** Start of Materials provided **

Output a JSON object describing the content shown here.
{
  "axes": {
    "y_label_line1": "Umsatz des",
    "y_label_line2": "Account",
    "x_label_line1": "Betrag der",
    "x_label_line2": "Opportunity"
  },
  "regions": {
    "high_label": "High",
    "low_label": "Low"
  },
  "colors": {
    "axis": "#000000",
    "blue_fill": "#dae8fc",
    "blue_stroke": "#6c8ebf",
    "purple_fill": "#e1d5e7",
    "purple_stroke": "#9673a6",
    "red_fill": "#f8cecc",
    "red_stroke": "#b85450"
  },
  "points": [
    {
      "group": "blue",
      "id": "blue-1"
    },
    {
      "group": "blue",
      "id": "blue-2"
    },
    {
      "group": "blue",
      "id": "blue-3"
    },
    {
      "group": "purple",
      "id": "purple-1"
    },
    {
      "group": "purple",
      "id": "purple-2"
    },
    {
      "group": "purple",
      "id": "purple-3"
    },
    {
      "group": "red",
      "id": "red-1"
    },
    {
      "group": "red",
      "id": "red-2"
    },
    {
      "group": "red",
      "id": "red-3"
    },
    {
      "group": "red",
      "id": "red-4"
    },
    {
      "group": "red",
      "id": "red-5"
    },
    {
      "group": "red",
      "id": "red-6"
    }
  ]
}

** End of Materials provided **

- Exercise requirements -
Nothing in the data may differ; print all of it exactly as written.

- Problem solution -
Output a JSON object describing the content shown here.
{
  "axes": {
    "y_label_line1": "Umsatz des",
    "y_label_line2": "Account",
    "x_label_line1": "Betrag der",
    "x_label_line2": "Opportunity"
  },
  "regions": {
    "high_label": "High",
    "low_label": "Low"
  },
  "colors": {
    "axis": "#000000",
    "blue_fill": "#dae8fc",
    "blue_stroke": "#6c8ebf",
    "purple_fill": "#e1d5e7",
    "purple_stroke": "#9673a6",
    "red_fill": "#f8cecc",
    "red_stroke": "#b85450"
  },
  "points": [
    {
      "group": "blue",
      "id": "blue-1"
    },
    {
      "group": "blue",
      "id": "blue-2"
    },
    {
      "group": "blue",
      "id": "blue-3"
    },
    {
      "group": "purple",
      "id": "purple-1"
    },
    {
      "group": "purple",
      "id": "purple-2"
    },
    {
      "group": "purple",
      "id": "purple-3"
    },
    {
      "group": "red",
      "id": "red-1"
    },
    {
      "group": "red",
      "id": "red-2"
    },
    {
      "group": "red",
      "id": "red-3"
    },
    {
      "group": "red",
      "id": "red-4"
    },
    {
      "group": "red",
      "id": "red-5"
    },
    {
      "group": "red",
      "id": "red-6"
    }
  ]
}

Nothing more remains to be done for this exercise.